*** RECORDS SHOWN

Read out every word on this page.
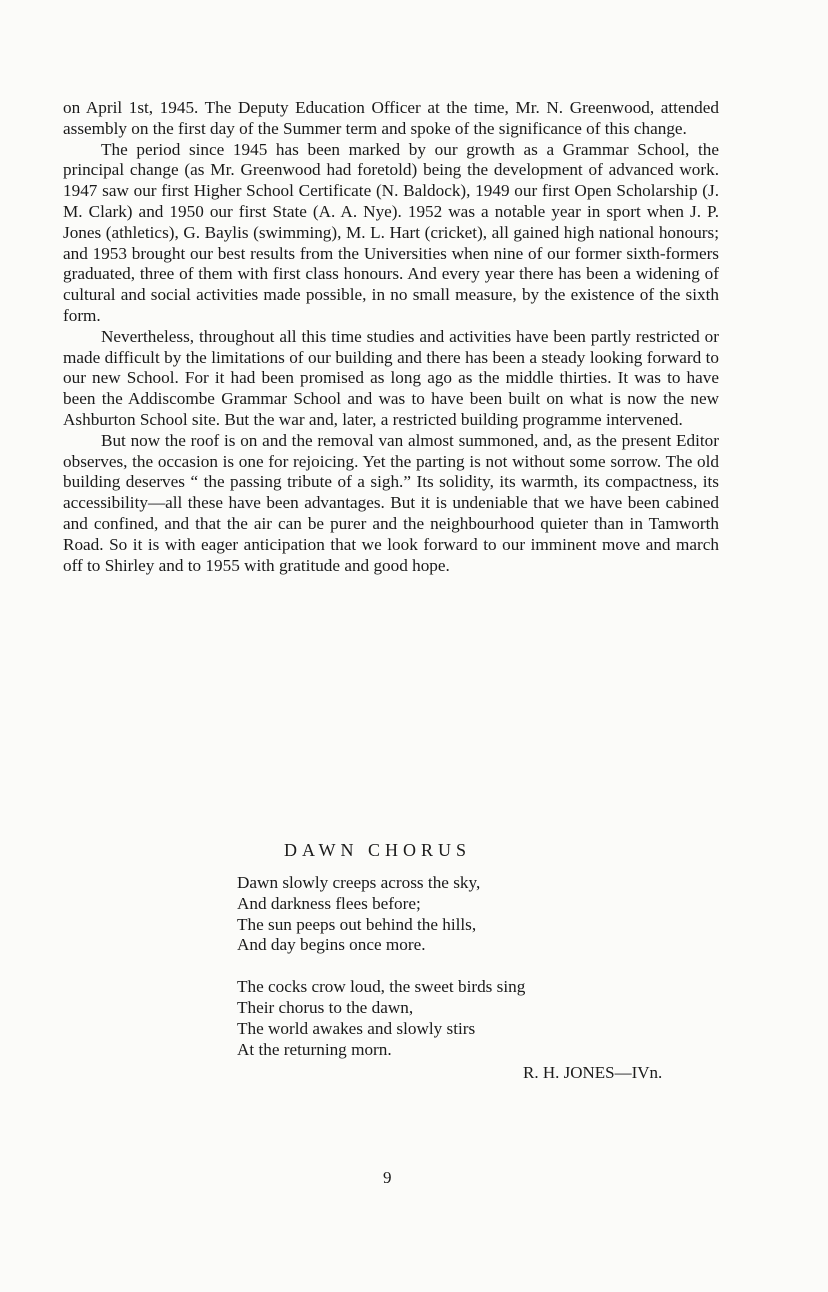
on April 1st, 1945. The Deputy Education Officer at the time, Mr. N. Greenwood, attended assembly on the first day of the Summer term and spoke of the significance of this change.

The period since 1945 has been marked by our growth as a Grammar School, the principal change (as Mr. Greenwood had foretold) being the development of advanced work. 1947 saw our first Higher School Certificate (N. Baldock), 1949 our first Open Scholarship (J. M. Clark) and 1950 our first State (A. A. Nye). 1952 was a notable year in sport when J. P. Jones (athletics), G. Baylis (swimming), M. L. Hart (cricket), all gained high national honours; and 1953 brought our best results from the Universities when nine of our former sixth-formers graduated, three of them with first class honours. And every year there has been a widening of cultural and social activities made possible, in no small measure, by the existence of the sixth form.

Nevertheless, throughout all this time studies and activities have been partly restricted or made difficult by the limitations of our building and there has been a steady looking forward to our new School. For it had been promised as long ago as the middle thirties. It was to have been the Addiscombe Grammar School and was to have been built on what is now the new Ashburton School site. But the war and, later, a restricted building programme intervened.

But now the roof is on and the removal van almost summoned, and, as the present Editor observes, the occasion is one for rejoicing. Yet the parting is not without some sorrow. The old building deserves “ the passing tribute of a sigh.” Its solidity, its warmth, its compactness, its accessibility—all these have been advantages. But it is undeniable that we have been cabined and confined, and that the air can be purer and the neighbourhood quieter than in Tamworth Road. So it is with eager anticipation that we look forward to our imminent move and march off to Shirley and to 1955 with gratitude and good hope.

DAWN CHORUS
Dawn slowly creeps across the sky,
And darkness flees before;
The sun peeps out behind the hills,
And day begins once more.
The cocks crow loud, the sweet birds sing
Their chorus to the dawn,
The world awakes and slowly stirs
At the returning morn.
R. H. JONES—IVn.
9
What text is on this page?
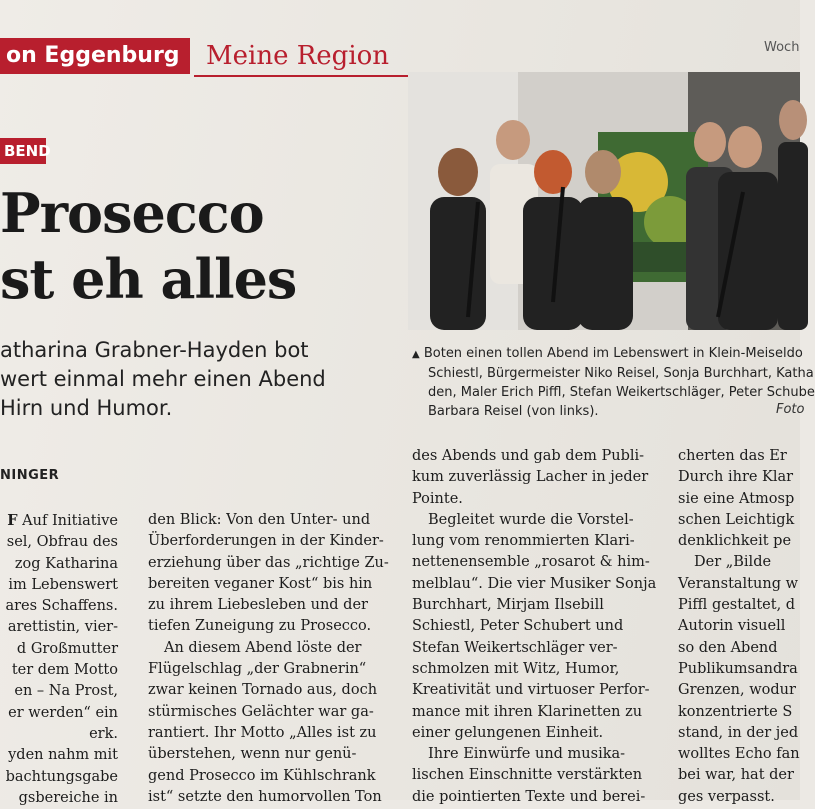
on Eggenburg	Meine Region	Woch
BEND
Prosecco
st eh alles
atharina Grabner-Hayden bot
wert einmal mehr einen Abend
Hirn und Humor.
▲ Boten einen tollen Abend im Lebenswert in Klein-Meiseldo
Schiestl, Bürgermeister Niko Reisel, Sonja Burchhart, Katha
den, Maler Erich Piffl, Stefan Weikertschläger, Peter Schube
Barbara Reisel (von links).	Foto
NINGER
F Auf Initiative
sel, Obfrau des
zog Katharina
im Lebenswert
ares Schaffens.
arettistin, vier-
d Großmutter
ter dem Motto
en – Na Prost,
er werden“ ein
erk.
yden nahm mit
bachtungsgabe
gsbereiche in
den Blick: Von den Unter- und
Überforderungen in der Kinder-
erziehung über das „richtige Zu-
bereiten veganer Kost“ bis hin
zu ihrem Liebesleben und der
tiefen Zuneigung zu Prosecco.
An diesem Abend löste der
Flügelschlag „der Grabnerin“
zwar keinen Tornado aus, doch
stürmisches Gelächter war ga-
rantiert. Ihr Motto „Alles ist zu
überstehen, wenn nur genü-
gend Prosecco im Kühlschrank
ist“ setzte den humorvollen Ton
des Abends und gab dem Publi-
kum zuverlässig Lacher in jeder
Pointe.
Begleitet wurde die Vorstel-
lung vom renommierten Klari-
nettenensemble „rosarot & him-
melblau“. Die vier Musiker Sonja
Burchhart, Mirjam Ilsebill
Schiestl, Peter Schubert und
Stefan Weikertschläger ver-
schmolzen mit Witz, Humor,
Kreativität und virtuoser Perfor-
mance mit ihren Klarinetten zu
einer gelungenen Einheit.
Ihre Einwürfe und musika-
lischen Einschnitte verstärkten
die pointierten Texte und berei-
cherten das Er
Durch ihre Klar
sie eine Atmosp
schen Leichtigk
denklichkeit pe
Der „Bilde
Veranstaltung w
Piffl gestaltet, d
Autorin visuell
so den Abend
Publikumsandra
Grenzen, wodur
konzentrierte S
stand, in der jed
wolltes Echo fan
bei war, hat der
ges verpasst.
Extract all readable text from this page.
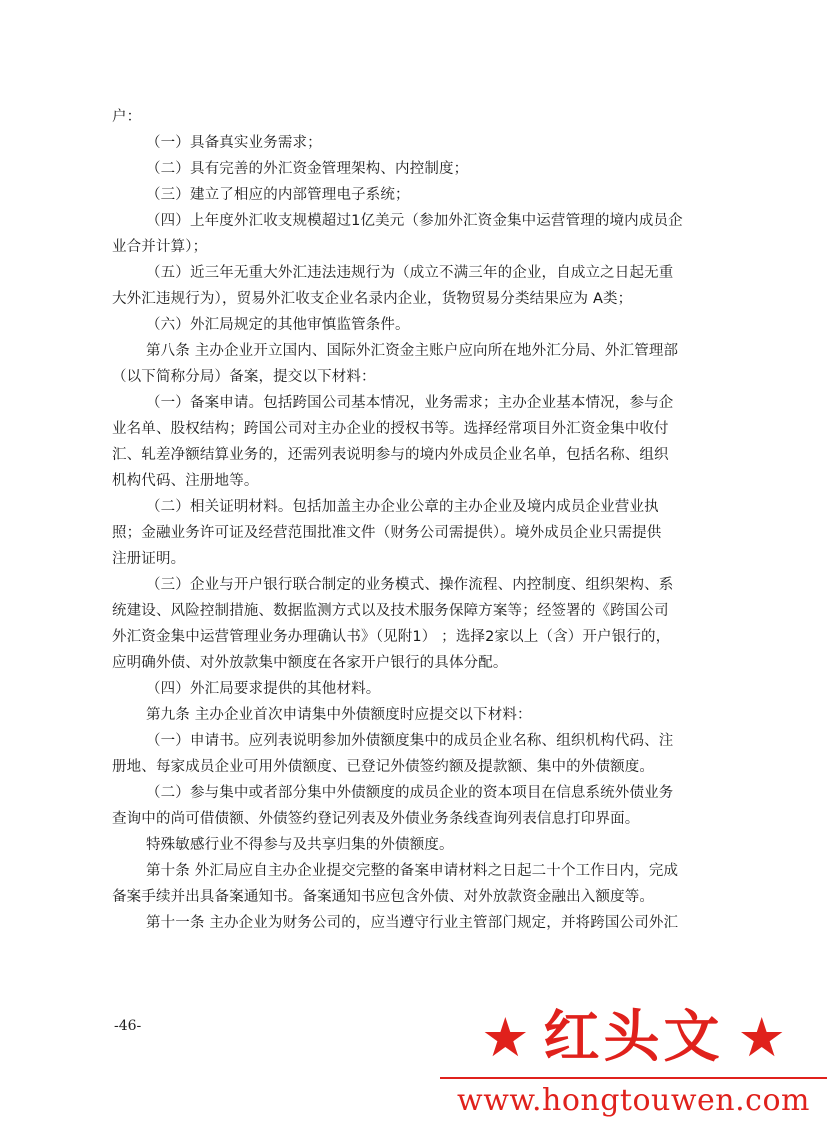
户：
（一）具备真实业务需求；
（二）具有完善的外汇资金管理架构、内控制度；
（三）建立了相应的内部管理电子系统；
（四）上年度外汇收支规模超过1亿美元（参加外汇资金集中运营管理的境内成员企
业合并计算）；
（五）近三年无重大外汇违法违规行为（成立不满三年的企业，自成立之日起无重
大外汇违规行为），贸易外汇收支企业名录内企业，货物贸易分类结果应为 A类；
（六）外汇局规定的其他审慎监管条件。
第八条 主办企业开立国内、国际外汇资金主账户应向所在地外汇分局、外汇管理部
（以下简称分局）备案，提交以下材料：
（一）备案申请。包括跨国公司基本情况，业务需求；主办企业基本情况，参与企
业名单、股权结构；跨国公司对主办企业的授权书等。选择经常项目外汇资金集中收付
汇、轧差净额结算业务的，还需列表说明参与的境内外成员企业名单，包括名称、组织
机构代码、注册地等。
（二）相关证明材料。包括加盖主办企业公章的主办企业及境内成员企业营业执
照；金融业务许可证及经营范围批准文件（财务公司需提供）。境外成员企业只需提供
注册证明。
（三）企业与开户银行联合制定的业务模式、操作流程、内控制度、组织架构、系
统建设、风险控制措施、数据监测方式以及技术服务保障方案等；经签署的《跨国公司
外汇资金集中运营管理业务办理确认书》（见附1） ；选择2家以上（含）开户银行的，
应明确外债、对外放款集中额度在各家开户银行的具体分配。
（四）外汇局要求提供的其他材料。
第九条 主办企业首次申请集中外债额度时应提交以下材料：
（一）申请书。应列表说明参加外债额度集中的成员企业名称、组织机构代码、注
册地、每家成员企业可用外债额度、已登记外债签约额及提款额、集中的外债额度。
（二）参与集中或者部分集中外债额度的成员企业的资本项目在信息系统外债业务
查询中的尚可借债额、外债签约登记列表及外债业务条线查询列表信息打印界面。
特殊敏感行业不得参与及共享归集的外债额度。
第十条 外汇局应自主办企业提交完整的备案申请材料之日起二十个工作日内，完成
备案手续并出具备案通知书。备案通知书应包含外债、对外放款资金融出入额度等。
第十一条 主办企业为财务公司的，应当遵守行业主管部门规定，并将跨国公司外汇
-46-	★ 红头文 ★
www.hongtouwen.com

******

◆ WRITTEN REQUEST ◆
Produce an exact copy of only those lines that run from the line with "Extract all readable text from this page." to the final line of the records, including both; exclude images.

◆ THE OUTPUT ◆
Extract all readable text from this page.
户：
（一）具备真实业务需求；
（二）具有完善的外汇资金管理架构、内控制度；
（三）建立了相应的内部管理电子系统；
（四）上年度外汇收支规模超过1亿美元（参加外汇资金集中运营管理的境内成员企
业合并计算）；
（五）近三年无重大外汇违法违规行为（成立不满三年的企业，自成立之日起无重
大外汇违规行为），贸易外汇收支企业名录内企业，货物贸易分类结果应为 A类；
（六）外汇局规定的其他审慎监管条件。
第八条 主办企业开立国内、国际外汇资金主账户应向所在地外汇分局、外汇管理部
（以下简称分局）备案，提交以下材料：
（一）备案申请。包括跨国公司基本情况，业务需求；主办企业基本情况，参与企
业名单、股权结构；跨国公司对主办企业的授权书等。选择经常项目外汇资金集中收付
汇、轧差净额结算业务的，还需列表说明参与的境内外成员企业名单，包括名称、组织
机构代码、注册地等。
（二）相关证明材料。包括加盖主办企业公章的主办企业及境内成员企业营业执
照；金融业务许可证及经营范围批准文件（财务公司需提供）。境外成员企业只需提供
注册证明。
（三）企业与开户银行联合制定的业务模式、操作流程、内控制度、组织架构、系
统建设、风险控制措施、数据监测方式以及技术服务保障方案等；经签署的《跨国公司
外汇资金集中运营管理业务办理确认书》（见附1） ；选择2家以上（含）开户银行的，
应明确外债、对外放款集中额度在各家开户银行的具体分配。
（四）外汇局要求提供的其他材料。
第九条 主办企业首次申请集中外债额度时应提交以下材料：
（一）申请书。应列表说明参加外债额度集中的成员企业名称、组织机构代码、注
册地、每家成员企业可用外债额度、已登记外债签约额及提款额、集中的外债额度。
（二）参与集中或者部分集中外债额度的成员企业的资本项目在信息系统外债业务
查询中的尚可借债额、外债签约登记列表及外债业务条线查询列表信息打印界面。
特殊敏感行业不得参与及共享归集的外债额度。
第十条 外汇局应自主办企业提交完整的备案申请材料之日起二十个工作日内，完成
备案手续并出具备案通知书。备案通知书应包含外债、对外放款资金融出入额度等。
第十一条 主办企业为财务公司的，应当遵守行业主管部门规定，并将跨国公司外汇
-46-	★ 红头文 ★
www.hongtouwen.com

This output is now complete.